■ **Exercise**:
Could you repeat the records below exactly, leaving out any pictures?

* BEGIN *

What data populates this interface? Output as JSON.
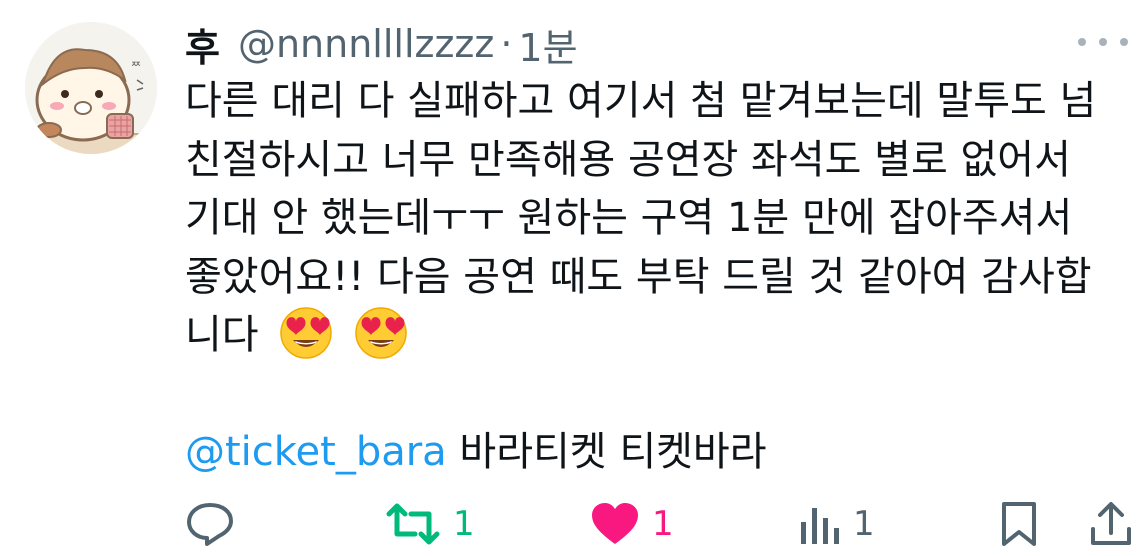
{
  "tweet": {
    "display_name": "후",
    "handle": "@nnnnllllzzzz",
    "separator": "·",
    "time": "1분",
    "body_lines": [
      "다른 대리 다 실패하고 여기서 첨 맡겨보는데 말투도 넘",
      "친절하시고 너무 만족해용  공연장 좌석도 별로 없어서",
      "기대 안 했는데ㅜㅜ 원하는 구역 1분 만에 잡아주셔서",
      "좋았어요!! 다음 공연 때도 부탁 드릴 것 같아여 감사합",
      "니다"
    ],
    "emojis": [
      "smiling-face-with-heart-eyes",
      "smiling-face-with-heart-eyes"
    ],
    "mention": "@ticket_bara",
    "mention_suffix": " 바라티켓 티켓바라"
  },
  "actions": {
    "reply_icon": "reply-icon",
    "retweet_icon": "retweet-icon",
    "retweet_count": "1",
    "like_icon": "heart-icon",
    "like_count": "1",
    "views_icon": "views-icon",
    "views_count": "1",
    "bookmark_icon": "bookmark-icon",
    "share_icon": "share-icon"
  },
  "colors": {
    "text": "#0f1419",
    "secondary": "#536471",
    "mention": "#1d9bf0",
    "retweet": "#00ba7c",
    "like": "#f91880"
  }
}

* END *

■ **Result of this task**:
What data populates this interface? Output as JSON.
{
  "tweet": {
    "display_name": "후",
    "handle": "@nnnnllllzzzz",
    "separator": "·",
    "time": "1분",
    "body_lines": [
      "다른 대리 다 실패하고 여기서 첨 맡겨보는데 말투도 넘",
      "친절하시고 너무 만족해용  공연장 좌석도 별로 없어서",
      "기대 안 했는데ㅜㅜ 원하는 구역 1분 만에 잡아주셔서",
      "좋았어요!! 다음 공연 때도 부탁 드릴 것 같아여 감사합",
      "니다"
    ],
    "emojis": [
      "smiling-face-with-heart-eyes",
      "smiling-face-with-heart-eyes"
    ],
    "mention": "@ticket_bara",
    "mention_suffix": " 바라티켓 티켓바라"
  },
  "actions": {
    "reply_icon": "reply-icon",
    "retweet_icon": "retweet-icon",
    "retweet_count": "1",
    "like_icon": "heart-icon",
    "like_count": "1",
    "views_icon": "views-icon",
    "views_count": "1",
    "bookmark_icon": "bookmark-icon",
    "share_icon": "share-icon"
  },
  "colors": {
    "text": "#0f1419",
    "secondary": "#536471",
    "mention": "#1d9bf0",
    "retweet": "#00ba7c",
    "like": "#f91880"
  }
}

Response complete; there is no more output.